(Instruction) Copy every line of the entries that includes the word "Illegal".

Collected data
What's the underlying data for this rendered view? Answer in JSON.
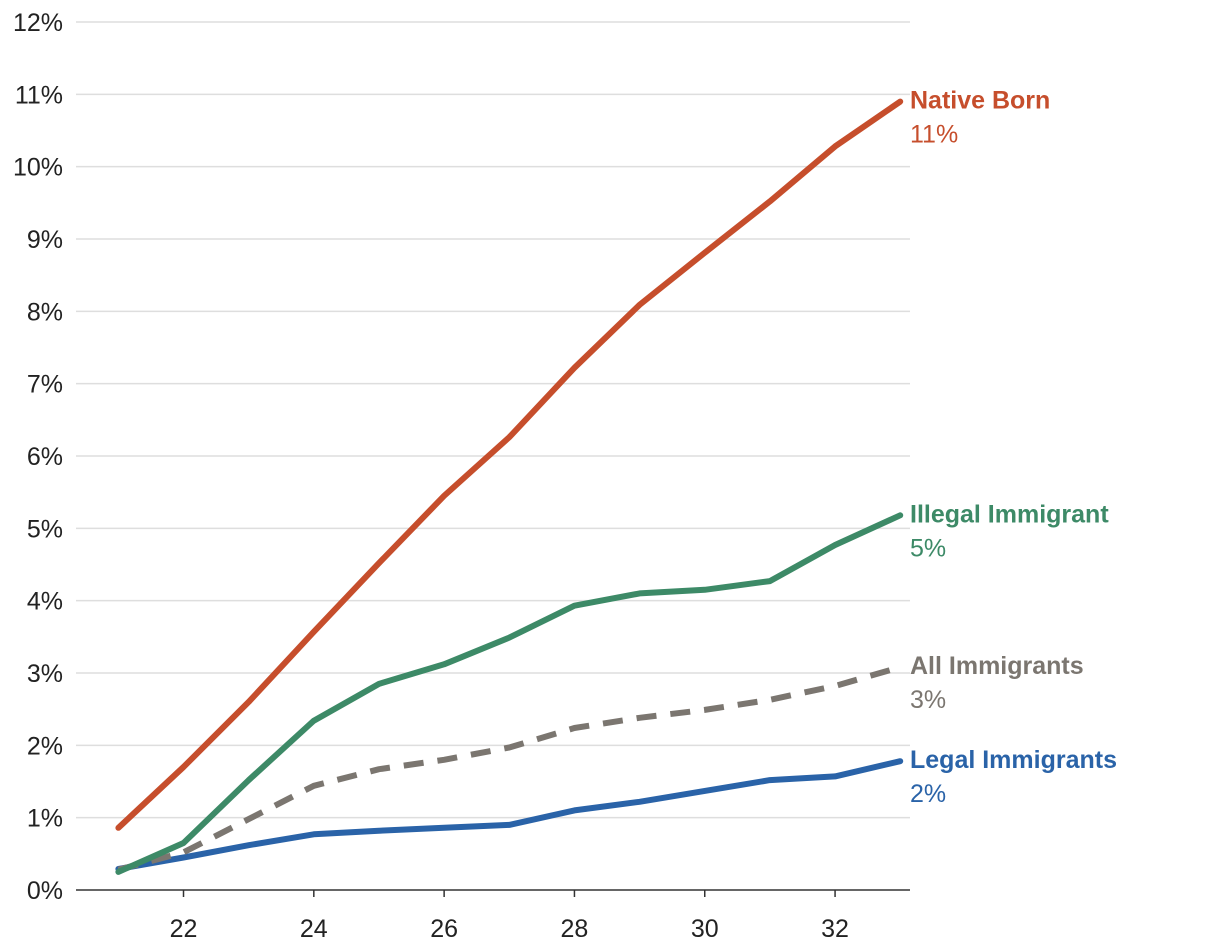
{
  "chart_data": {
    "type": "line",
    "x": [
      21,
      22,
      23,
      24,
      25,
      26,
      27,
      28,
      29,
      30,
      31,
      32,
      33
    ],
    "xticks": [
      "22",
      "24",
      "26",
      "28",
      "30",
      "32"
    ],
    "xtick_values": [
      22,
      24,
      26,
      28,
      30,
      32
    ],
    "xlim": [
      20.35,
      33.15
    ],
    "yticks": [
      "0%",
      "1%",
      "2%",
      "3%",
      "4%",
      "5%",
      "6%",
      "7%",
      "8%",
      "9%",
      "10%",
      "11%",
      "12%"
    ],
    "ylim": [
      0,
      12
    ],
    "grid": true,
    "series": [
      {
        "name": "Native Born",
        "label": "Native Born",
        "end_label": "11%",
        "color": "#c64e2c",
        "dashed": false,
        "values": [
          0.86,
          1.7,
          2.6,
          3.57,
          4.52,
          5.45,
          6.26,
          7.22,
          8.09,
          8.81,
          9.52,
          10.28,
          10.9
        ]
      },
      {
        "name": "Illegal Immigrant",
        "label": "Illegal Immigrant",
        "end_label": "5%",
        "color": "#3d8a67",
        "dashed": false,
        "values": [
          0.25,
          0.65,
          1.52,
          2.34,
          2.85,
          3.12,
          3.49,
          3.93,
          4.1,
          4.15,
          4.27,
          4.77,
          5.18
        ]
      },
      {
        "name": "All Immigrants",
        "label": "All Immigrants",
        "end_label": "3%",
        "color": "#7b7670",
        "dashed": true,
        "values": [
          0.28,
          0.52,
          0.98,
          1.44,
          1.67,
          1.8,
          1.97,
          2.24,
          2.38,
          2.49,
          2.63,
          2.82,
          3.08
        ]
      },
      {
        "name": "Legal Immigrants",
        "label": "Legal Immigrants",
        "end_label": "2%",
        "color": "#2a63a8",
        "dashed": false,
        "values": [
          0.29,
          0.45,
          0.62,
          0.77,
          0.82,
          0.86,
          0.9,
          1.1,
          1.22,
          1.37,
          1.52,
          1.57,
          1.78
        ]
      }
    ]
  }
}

(Output of the exercise)
        "name": "Illegal Immigrant",
        "label": "Illegal Immigrant",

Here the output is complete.